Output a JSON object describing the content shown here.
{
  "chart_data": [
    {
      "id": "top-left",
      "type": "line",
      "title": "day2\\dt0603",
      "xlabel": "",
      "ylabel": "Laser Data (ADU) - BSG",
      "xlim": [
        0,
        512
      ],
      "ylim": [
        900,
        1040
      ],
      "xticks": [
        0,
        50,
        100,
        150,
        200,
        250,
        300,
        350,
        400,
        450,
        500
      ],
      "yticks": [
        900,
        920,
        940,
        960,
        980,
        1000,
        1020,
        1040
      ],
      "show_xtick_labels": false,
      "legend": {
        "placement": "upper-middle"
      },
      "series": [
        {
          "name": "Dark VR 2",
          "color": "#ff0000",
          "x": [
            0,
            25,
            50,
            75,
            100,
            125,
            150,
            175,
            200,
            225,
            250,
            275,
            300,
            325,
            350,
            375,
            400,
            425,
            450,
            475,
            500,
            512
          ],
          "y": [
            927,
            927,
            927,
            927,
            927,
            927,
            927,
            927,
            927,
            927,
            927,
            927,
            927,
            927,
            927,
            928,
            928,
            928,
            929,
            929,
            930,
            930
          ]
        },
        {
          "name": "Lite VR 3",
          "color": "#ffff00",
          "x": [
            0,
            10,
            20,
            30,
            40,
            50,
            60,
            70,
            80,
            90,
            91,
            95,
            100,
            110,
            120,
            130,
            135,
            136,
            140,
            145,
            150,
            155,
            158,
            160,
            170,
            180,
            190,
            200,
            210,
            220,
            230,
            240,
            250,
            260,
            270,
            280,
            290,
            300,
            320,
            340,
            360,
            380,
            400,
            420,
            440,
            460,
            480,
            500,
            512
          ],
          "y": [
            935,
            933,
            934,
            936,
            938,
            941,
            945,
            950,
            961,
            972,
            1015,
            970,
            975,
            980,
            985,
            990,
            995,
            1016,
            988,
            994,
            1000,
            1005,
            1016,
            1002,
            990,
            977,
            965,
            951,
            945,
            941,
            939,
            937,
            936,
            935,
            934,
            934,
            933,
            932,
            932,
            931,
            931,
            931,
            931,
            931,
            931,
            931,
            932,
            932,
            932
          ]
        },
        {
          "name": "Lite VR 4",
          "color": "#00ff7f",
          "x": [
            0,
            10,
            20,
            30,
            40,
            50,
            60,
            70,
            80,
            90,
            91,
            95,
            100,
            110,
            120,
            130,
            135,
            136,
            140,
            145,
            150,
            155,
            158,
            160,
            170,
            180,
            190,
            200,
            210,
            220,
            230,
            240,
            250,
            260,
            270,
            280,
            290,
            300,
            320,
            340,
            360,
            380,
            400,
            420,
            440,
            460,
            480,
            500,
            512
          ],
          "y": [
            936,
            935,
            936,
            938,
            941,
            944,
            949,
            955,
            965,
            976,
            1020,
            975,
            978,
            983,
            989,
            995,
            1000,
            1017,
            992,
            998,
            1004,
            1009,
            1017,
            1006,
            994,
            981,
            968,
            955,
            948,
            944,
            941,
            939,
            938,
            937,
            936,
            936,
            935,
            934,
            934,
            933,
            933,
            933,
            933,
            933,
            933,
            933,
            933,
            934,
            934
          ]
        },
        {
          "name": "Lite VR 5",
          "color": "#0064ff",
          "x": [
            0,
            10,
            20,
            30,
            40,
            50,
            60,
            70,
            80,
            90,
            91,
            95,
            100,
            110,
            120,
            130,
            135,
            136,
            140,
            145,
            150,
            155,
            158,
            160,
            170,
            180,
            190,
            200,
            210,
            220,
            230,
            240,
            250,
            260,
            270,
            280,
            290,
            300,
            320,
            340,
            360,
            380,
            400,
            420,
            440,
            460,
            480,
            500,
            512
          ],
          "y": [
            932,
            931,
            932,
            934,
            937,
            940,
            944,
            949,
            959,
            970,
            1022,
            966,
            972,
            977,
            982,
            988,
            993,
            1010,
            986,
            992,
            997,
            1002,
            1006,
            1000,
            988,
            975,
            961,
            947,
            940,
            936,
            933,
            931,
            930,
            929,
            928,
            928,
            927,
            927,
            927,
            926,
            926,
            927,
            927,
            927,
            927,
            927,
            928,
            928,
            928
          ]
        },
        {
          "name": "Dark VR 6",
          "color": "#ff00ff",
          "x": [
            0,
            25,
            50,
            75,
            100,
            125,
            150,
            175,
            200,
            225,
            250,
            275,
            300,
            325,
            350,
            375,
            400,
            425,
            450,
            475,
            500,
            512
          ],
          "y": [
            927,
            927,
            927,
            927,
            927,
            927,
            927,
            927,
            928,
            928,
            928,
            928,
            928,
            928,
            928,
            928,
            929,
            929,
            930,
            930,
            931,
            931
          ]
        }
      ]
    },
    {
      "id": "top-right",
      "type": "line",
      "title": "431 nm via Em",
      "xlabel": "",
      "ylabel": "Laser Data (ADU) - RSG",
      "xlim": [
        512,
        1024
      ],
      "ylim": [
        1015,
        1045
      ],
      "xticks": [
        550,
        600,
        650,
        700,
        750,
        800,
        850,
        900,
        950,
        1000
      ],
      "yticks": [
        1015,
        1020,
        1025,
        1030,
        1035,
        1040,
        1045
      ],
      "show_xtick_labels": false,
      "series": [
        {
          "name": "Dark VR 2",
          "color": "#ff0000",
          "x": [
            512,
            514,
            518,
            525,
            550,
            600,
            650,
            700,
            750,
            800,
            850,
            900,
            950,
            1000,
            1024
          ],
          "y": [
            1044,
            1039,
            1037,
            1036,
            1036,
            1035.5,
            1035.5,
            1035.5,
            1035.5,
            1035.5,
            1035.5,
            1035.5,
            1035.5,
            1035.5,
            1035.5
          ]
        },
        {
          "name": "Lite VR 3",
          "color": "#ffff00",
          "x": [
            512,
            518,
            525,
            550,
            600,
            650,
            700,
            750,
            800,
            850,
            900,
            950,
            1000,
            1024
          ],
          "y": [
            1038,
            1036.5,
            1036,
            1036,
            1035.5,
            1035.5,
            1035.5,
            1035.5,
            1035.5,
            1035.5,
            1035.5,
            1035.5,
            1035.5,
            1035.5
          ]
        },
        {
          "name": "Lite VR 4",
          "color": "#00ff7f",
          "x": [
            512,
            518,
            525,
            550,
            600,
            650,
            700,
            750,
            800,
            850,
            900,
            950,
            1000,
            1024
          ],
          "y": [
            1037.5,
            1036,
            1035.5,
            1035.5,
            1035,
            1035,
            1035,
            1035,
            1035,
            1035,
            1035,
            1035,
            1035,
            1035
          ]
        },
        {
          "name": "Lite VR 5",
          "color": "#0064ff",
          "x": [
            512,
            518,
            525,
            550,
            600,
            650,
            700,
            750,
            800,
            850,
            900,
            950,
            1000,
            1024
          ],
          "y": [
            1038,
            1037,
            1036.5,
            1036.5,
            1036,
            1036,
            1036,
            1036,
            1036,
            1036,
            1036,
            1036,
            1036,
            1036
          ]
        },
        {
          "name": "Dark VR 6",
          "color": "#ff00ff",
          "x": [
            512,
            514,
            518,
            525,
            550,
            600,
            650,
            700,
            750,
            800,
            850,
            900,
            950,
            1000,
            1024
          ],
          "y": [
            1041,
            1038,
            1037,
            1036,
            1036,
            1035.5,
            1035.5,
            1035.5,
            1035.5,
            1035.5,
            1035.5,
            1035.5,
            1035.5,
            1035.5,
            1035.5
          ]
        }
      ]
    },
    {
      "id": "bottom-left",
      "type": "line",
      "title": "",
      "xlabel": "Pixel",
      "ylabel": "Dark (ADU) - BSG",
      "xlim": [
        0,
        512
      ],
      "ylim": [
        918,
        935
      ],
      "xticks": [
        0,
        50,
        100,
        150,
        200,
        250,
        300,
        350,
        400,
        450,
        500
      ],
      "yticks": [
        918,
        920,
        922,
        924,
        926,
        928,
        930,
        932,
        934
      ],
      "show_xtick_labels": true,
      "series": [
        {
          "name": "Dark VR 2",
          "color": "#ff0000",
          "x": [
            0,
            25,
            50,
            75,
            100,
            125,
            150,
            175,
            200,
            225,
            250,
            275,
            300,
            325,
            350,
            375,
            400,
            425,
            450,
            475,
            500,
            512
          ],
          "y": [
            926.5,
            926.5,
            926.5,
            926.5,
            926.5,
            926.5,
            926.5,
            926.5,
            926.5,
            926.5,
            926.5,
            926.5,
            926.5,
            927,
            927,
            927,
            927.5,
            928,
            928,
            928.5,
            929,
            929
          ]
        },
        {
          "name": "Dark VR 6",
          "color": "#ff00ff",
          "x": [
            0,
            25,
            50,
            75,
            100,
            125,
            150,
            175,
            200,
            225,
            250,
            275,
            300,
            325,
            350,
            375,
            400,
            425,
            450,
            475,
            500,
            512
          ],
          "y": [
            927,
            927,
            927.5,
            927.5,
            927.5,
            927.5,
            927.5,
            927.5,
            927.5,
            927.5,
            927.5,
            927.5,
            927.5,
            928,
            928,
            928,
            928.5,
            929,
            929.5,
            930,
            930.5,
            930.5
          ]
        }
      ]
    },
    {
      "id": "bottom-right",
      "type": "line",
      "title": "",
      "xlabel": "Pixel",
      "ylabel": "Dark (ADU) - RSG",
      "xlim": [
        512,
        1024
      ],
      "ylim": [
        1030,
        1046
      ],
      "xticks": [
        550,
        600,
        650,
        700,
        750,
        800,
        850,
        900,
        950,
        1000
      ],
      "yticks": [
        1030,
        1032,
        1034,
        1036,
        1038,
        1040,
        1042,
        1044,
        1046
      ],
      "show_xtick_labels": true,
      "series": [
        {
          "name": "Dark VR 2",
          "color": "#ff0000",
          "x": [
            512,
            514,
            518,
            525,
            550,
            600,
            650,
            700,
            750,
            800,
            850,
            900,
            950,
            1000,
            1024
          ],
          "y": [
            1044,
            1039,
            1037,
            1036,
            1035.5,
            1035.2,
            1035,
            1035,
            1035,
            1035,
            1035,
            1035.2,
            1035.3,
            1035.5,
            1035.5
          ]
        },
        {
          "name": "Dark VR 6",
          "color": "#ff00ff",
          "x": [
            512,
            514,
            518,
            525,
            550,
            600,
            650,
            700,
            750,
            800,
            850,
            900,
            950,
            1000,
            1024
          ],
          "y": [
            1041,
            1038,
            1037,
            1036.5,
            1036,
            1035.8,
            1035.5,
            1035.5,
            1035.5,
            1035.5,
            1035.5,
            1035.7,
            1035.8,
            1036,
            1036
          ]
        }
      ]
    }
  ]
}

--- --- ---

◆ WHAT YOU NEED TO DO ◆
Using the entries above, return each line that includes the word "Laser".

◆ FULL ANSWER ◆
      "ylabel": "Laser Data (ADU) - BSG",
      "ylabel": "Laser Data (ADU) - RSG",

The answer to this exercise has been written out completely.